**OBJECTIVE**
Search the material below for the string "finish" and extract each line that has it.

- - - - -

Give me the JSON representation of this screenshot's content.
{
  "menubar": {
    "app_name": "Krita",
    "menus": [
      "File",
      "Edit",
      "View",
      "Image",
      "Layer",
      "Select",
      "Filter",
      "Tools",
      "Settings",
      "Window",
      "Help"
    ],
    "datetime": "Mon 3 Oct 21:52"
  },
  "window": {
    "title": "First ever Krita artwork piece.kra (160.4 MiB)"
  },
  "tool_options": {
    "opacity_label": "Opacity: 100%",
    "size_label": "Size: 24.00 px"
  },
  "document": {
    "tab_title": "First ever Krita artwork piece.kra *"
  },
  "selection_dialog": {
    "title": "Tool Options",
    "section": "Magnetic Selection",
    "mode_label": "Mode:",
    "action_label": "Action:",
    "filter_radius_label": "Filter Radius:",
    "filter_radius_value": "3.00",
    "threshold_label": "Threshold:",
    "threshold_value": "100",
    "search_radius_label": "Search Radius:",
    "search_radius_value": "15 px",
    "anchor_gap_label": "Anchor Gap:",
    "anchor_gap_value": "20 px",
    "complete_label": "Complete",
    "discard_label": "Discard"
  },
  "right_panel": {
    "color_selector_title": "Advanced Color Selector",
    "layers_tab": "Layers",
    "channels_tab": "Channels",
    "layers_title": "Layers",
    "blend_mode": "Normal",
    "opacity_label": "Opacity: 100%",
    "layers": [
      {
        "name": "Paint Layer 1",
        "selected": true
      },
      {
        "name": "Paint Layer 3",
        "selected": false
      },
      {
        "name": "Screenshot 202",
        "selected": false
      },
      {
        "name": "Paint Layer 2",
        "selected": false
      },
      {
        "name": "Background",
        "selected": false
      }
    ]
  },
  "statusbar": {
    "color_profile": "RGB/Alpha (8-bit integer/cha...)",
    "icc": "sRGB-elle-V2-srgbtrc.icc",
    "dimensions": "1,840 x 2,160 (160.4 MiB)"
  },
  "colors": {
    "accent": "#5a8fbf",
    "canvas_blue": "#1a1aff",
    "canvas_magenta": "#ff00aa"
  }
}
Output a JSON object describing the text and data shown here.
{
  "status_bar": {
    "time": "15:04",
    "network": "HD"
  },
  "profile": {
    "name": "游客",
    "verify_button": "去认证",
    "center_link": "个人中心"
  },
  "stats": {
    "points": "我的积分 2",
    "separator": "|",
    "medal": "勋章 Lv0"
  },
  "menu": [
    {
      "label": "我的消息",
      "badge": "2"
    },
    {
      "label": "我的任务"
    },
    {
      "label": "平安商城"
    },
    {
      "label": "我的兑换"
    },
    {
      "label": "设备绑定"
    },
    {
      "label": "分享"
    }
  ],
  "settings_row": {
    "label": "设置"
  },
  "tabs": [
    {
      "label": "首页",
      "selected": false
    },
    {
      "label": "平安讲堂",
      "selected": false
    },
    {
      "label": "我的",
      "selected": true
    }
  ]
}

- - - - -

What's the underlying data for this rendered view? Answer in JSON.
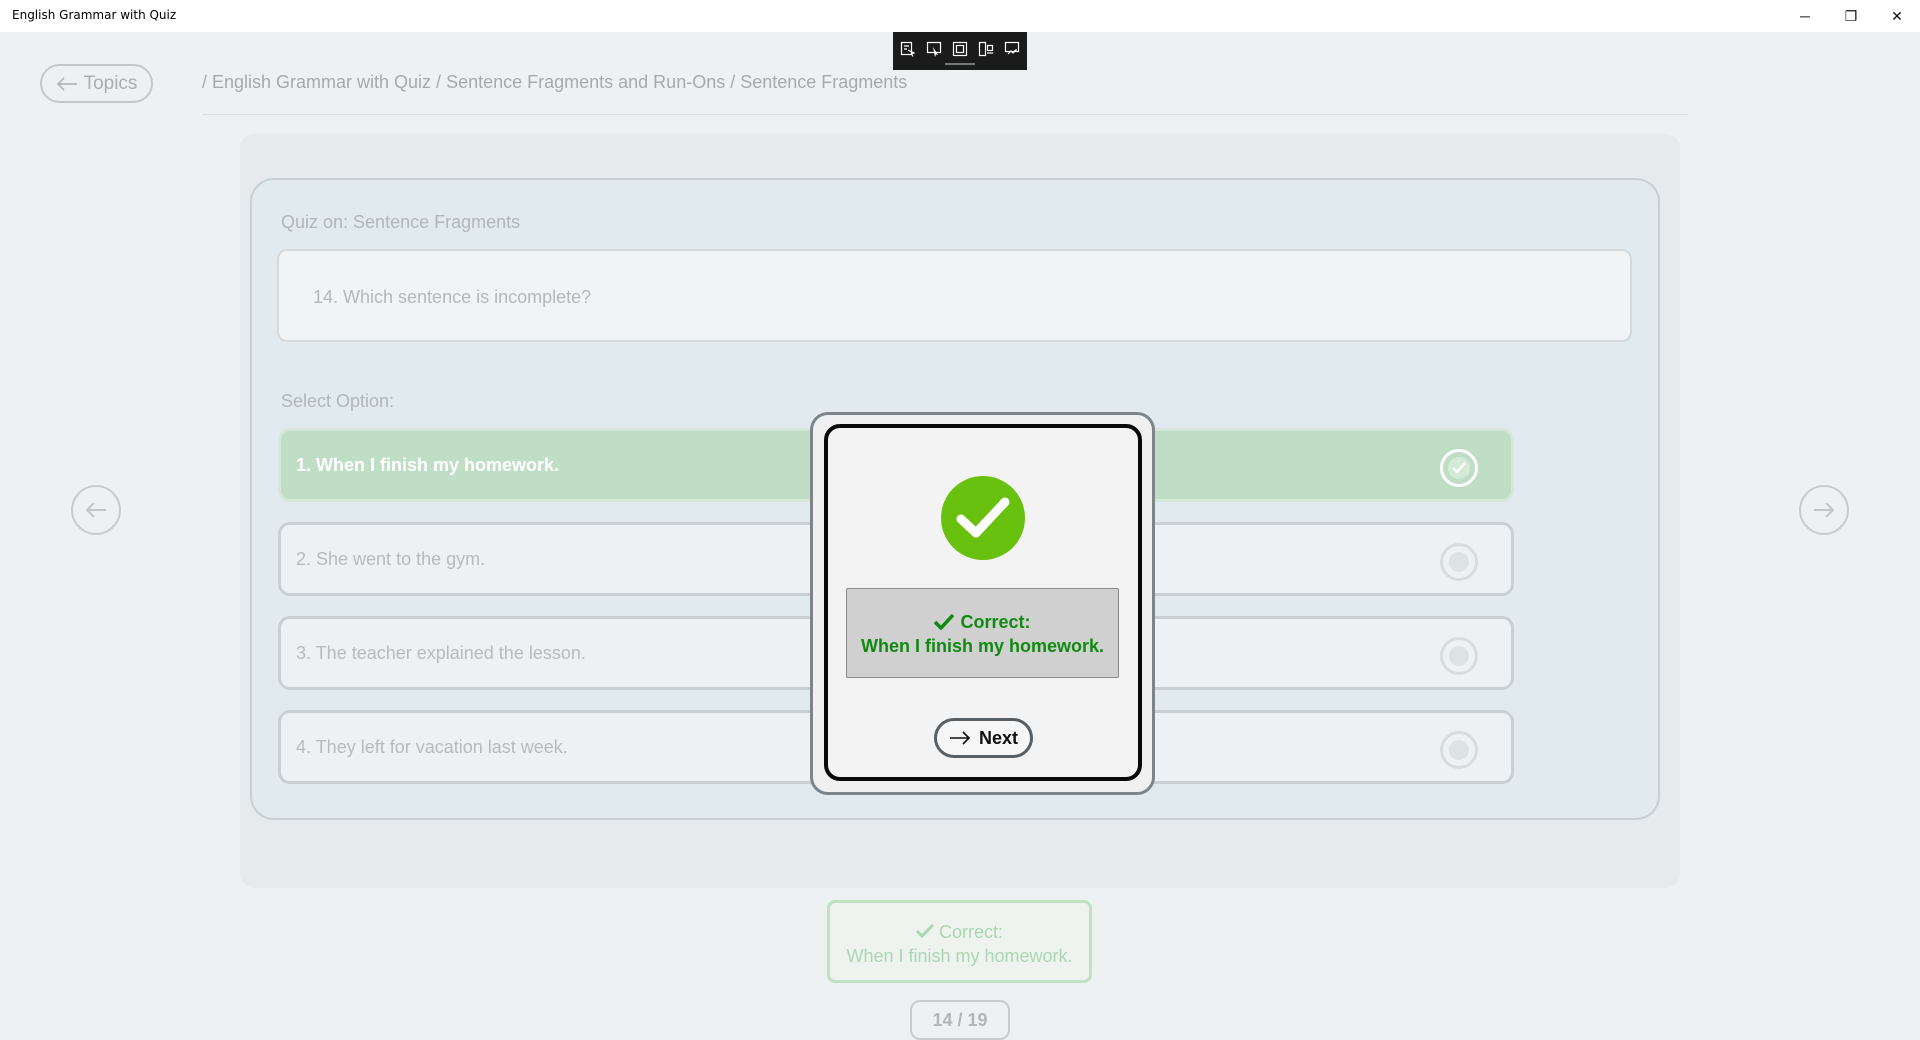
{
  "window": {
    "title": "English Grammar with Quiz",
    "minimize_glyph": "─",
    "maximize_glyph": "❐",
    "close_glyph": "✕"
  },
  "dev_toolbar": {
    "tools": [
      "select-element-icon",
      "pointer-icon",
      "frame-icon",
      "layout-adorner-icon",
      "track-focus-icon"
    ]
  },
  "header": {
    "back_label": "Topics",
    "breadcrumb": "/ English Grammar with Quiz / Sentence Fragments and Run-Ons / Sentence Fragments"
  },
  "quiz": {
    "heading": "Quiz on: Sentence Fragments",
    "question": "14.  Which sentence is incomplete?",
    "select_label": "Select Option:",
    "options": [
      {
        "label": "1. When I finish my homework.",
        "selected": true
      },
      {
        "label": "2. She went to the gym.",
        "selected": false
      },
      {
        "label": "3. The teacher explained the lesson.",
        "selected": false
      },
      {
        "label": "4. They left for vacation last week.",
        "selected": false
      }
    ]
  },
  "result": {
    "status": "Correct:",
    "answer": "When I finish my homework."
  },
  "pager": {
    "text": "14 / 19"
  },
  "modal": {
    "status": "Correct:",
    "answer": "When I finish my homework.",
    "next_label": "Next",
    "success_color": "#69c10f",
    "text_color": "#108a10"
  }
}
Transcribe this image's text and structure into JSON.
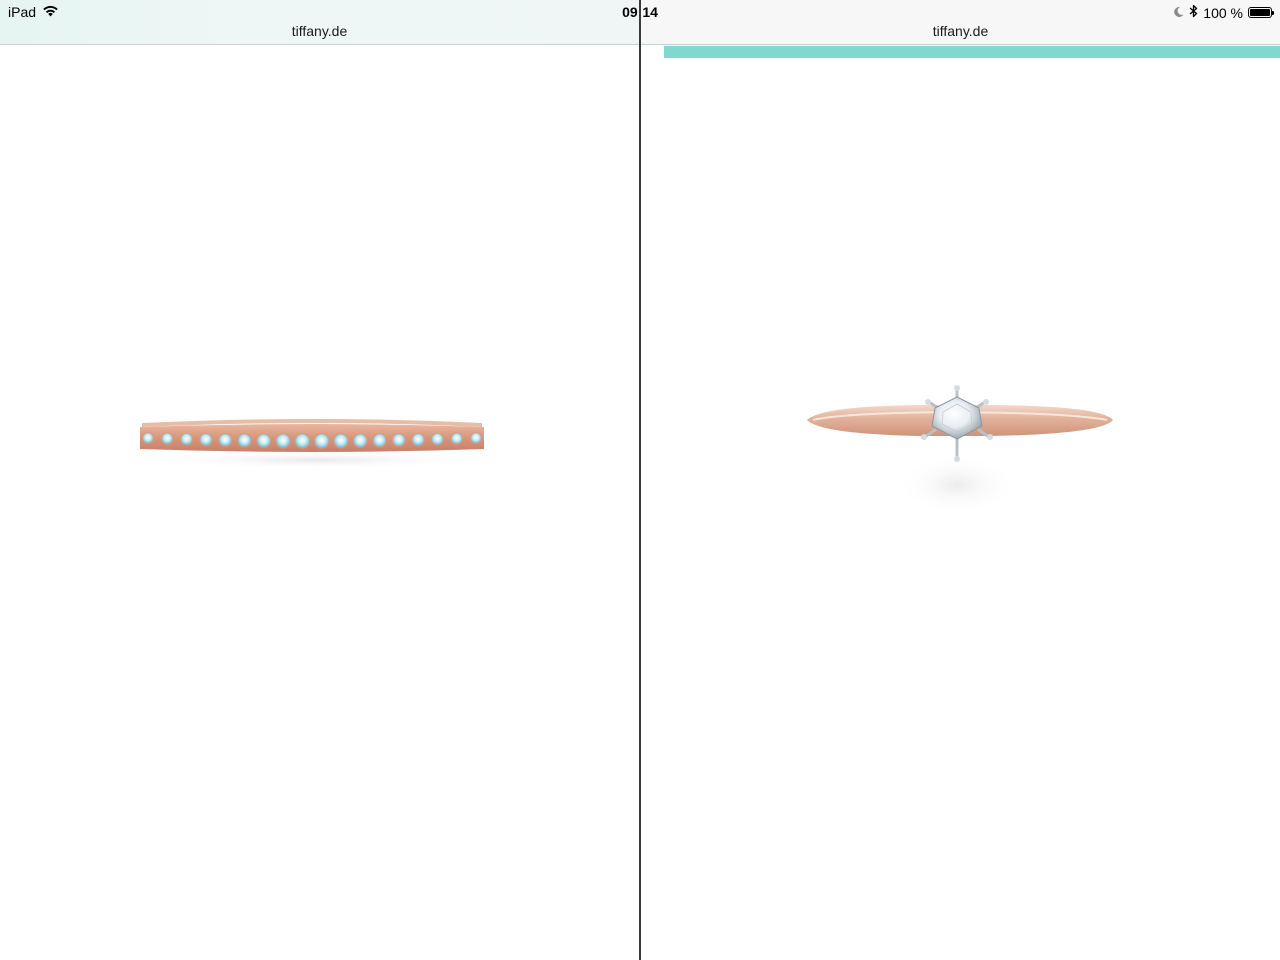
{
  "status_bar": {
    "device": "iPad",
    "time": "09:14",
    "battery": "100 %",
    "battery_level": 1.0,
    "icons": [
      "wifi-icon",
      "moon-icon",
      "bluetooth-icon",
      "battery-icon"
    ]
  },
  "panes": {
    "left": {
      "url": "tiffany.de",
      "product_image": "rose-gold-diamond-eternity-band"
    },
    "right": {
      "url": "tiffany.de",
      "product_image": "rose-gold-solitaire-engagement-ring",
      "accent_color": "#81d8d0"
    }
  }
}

- - - - -

**CORRECT RESPONSE**
        "label": "1. When I finish my homework.",
    "answer": "When I finish my homework."
    "answer": "When I finish my homework.",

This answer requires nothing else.